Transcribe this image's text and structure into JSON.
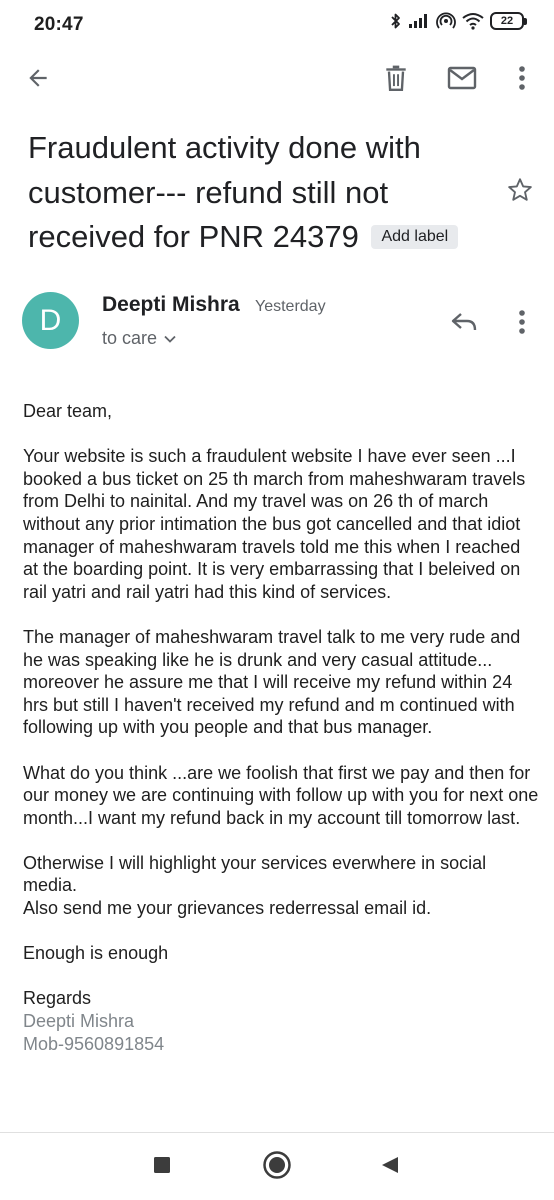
{
  "status_bar": {
    "time": "20:47",
    "battery": "22",
    "icons": [
      "bluetooth-icon",
      "signal-icon",
      "hotspot-icon",
      "wifi-icon",
      "battery-icon"
    ]
  },
  "toolbar": {
    "icons": [
      "back-arrow-icon",
      "delete-icon",
      "mark-unread-icon",
      "more-vert-icon"
    ]
  },
  "email": {
    "subject": "Fraudulent activity done with customer--- refund still not received for PNR 24379",
    "label_chip": "Add label",
    "sender": {
      "initial": "D",
      "name": "Deepti Mishra",
      "time": "Yesterday",
      "recipient": "to care",
      "avatar_color": "#4db6ac"
    },
    "body": {
      "greeting": "Dear team,",
      "paragraph_1": "Your website is such a fraudulent website I have ever seen ...I booked a bus ticket on 25 th march from maheshwaram travels from Delhi to nainital. And my travel was on 26 th of march without any prior intimation the bus got cancelled and that idiot manager of maheshwaram travels told me this when I reached at the boarding point. It is very embarrassing that I beleived on rail yatri and rail yatri had this kind of services.",
      "paragraph_2": "The manager of maheshwaram travel talk to me very rude and he was speaking like he is drunk and very casual attitude... moreover he assure me that I will receive my refund within 24 hrs but still I haven't received my refund and m continued with following up with you people and that bus manager.",
      "paragraph_3": "What do you think ...are we foolish that first we pay and then for our money we are continuing with follow up with you for next one month...I want my refund back in my account till tomorrow last.",
      "paragraph_4_line_1": "Otherwise I will highlight your services everwhere in social media.",
      "paragraph_4_line_2": "Also send me your grievances rederressal email id.",
      "closing_line": "Enough is enough",
      "regards": "Regards",
      "signature_name": "Deepti Mishra",
      "signature_phone": "Mob-9560891854"
    }
  },
  "nav_bar": {
    "icons": [
      "recents-square-icon",
      "home-circle-icon",
      "back-triangle-icon"
    ]
  }
}
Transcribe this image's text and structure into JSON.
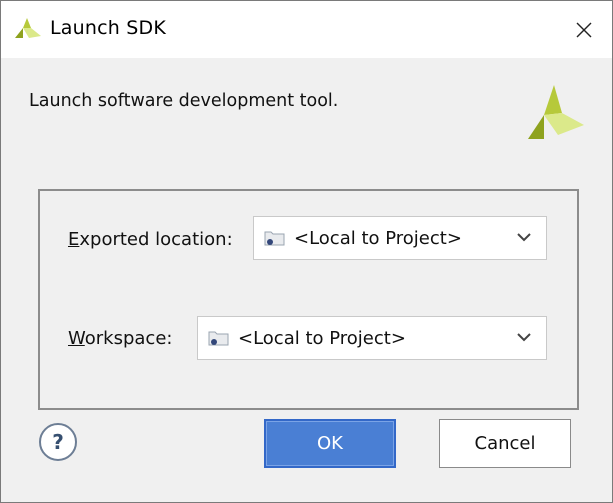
{
  "window": {
    "title": "Launch SDK",
    "close_icon": "close-icon"
  },
  "description": "Launch software development tool.",
  "form": {
    "exported_location": {
      "label_mnemonic": "E",
      "label_rest": "xported location:",
      "value": "<Local to Project>"
    },
    "workspace": {
      "label_mnemonic": "W",
      "label_rest": "orkspace:",
      "value": "<Local to Project>"
    }
  },
  "buttons": {
    "help": "?",
    "ok": "OK",
    "cancel": "Cancel"
  },
  "colors": {
    "accent": "#4a7fd4",
    "logo_light": "#cfe36a",
    "logo_dark": "#8ea21e"
  }
}
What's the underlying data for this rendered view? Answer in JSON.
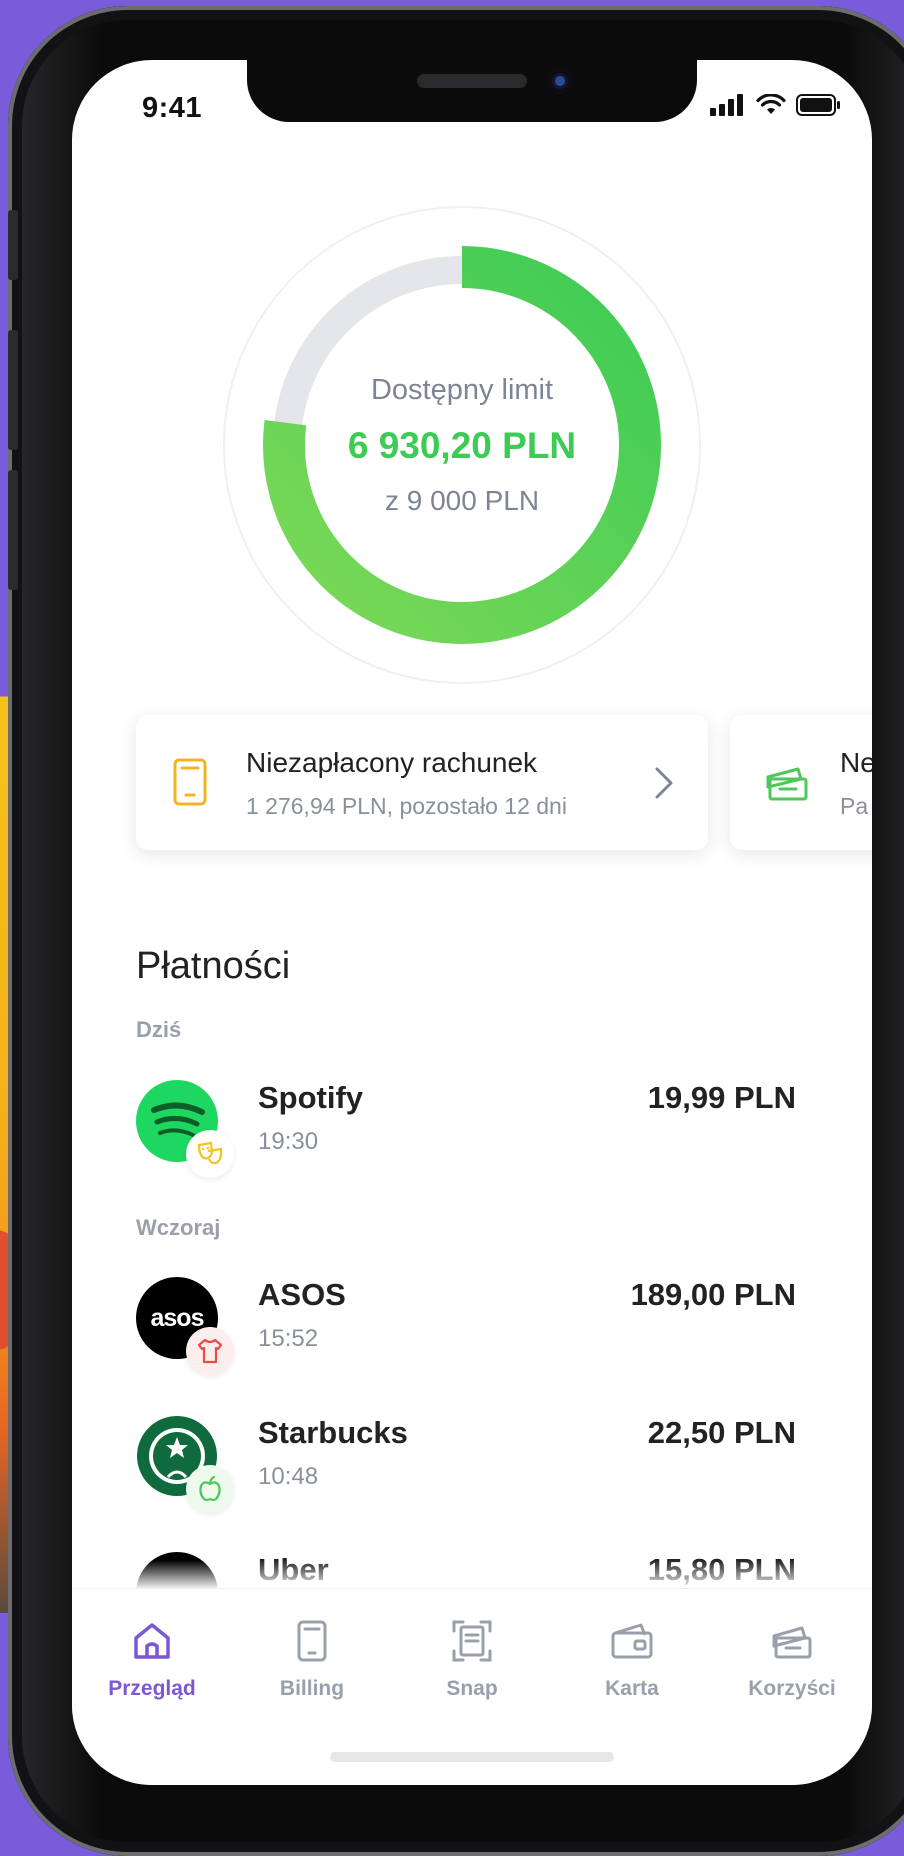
{
  "status_bar": {
    "time": "9:41"
  },
  "limit": {
    "label": "Dostępny limit",
    "amount": "6 930,20 PLN",
    "total": "z 9 000 PLN",
    "available_fraction": 0.77
  },
  "cards": [
    {
      "title": "Niezapłacony rachunek",
      "subtitle": "1 276,94 PLN, pozostało 12 dni",
      "icon": "bill-icon"
    },
    {
      "title": "Ne",
      "subtitle": "Pa",
      "icon": "ticket-icon"
    }
  ],
  "payments": {
    "title": "Płatności",
    "groups": [
      {
        "label": "Dziś",
        "items": [
          {
            "name": "Spotify",
            "time": "19:30",
            "amount": "19,99 PLN",
            "logo": "spotify-logo",
            "category_icon": "theatre-masks-icon"
          }
        ]
      },
      {
        "label": "Wczoraj",
        "items": [
          {
            "name": "ASOS",
            "time": "15:52",
            "amount": "189,00 PLN",
            "logo": "asos-logo",
            "category_icon": "tshirt-icon"
          },
          {
            "name": "Starbucks",
            "time": "10:48",
            "amount": "22,50 PLN",
            "logo": "starbucks-logo",
            "category_icon": "apple-icon"
          },
          {
            "name": "Uber",
            "time": "",
            "amount": "15,80 PLN",
            "logo": "uber-logo",
            "category_icon": ""
          }
        ]
      }
    ]
  },
  "tabs": [
    {
      "label": "Przegląd",
      "icon": "home-icon",
      "active": true
    },
    {
      "label": "Billing",
      "icon": "phone-icon",
      "active": false
    },
    {
      "label": "Snap",
      "icon": "scan-icon",
      "active": false
    },
    {
      "label": "Karta",
      "icon": "card-icon",
      "active": false
    },
    {
      "label": "Korzyści",
      "icon": "ticket-icon",
      "active": false
    }
  ],
  "colors": {
    "accent": "#7b57d6",
    "green": "#3ccb55",
    "background": "#7a5bd9"
  }
}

STATED PROBLEM: Copy each line from the records above that includes the string "manager".

REPLY TO THE EXERCISE:
      "paragraph_1": "Your website is such a fraudulent website I have ever seen ...I booked a bus ticket on 25 th march from maheshwaram travels from Delhi to nainital. And my travel was on 26 th of march without any prior intimation the bus got cancelled and that idiot manager of maheshwaram travels told me this when I reached at the boarding point. It is very embarrassing that I beleived on rail yatri and rail yatri had this kind of services.",
      "paragraph_2": "The manager of maheshwaram travel talk to me very rude and he was speaking like he is drunk and very casual attitude... moreover he assure me that I will receive my refund within 24 hrs but still I haven't received my refund and m continued with following up with you people and that bus manager.",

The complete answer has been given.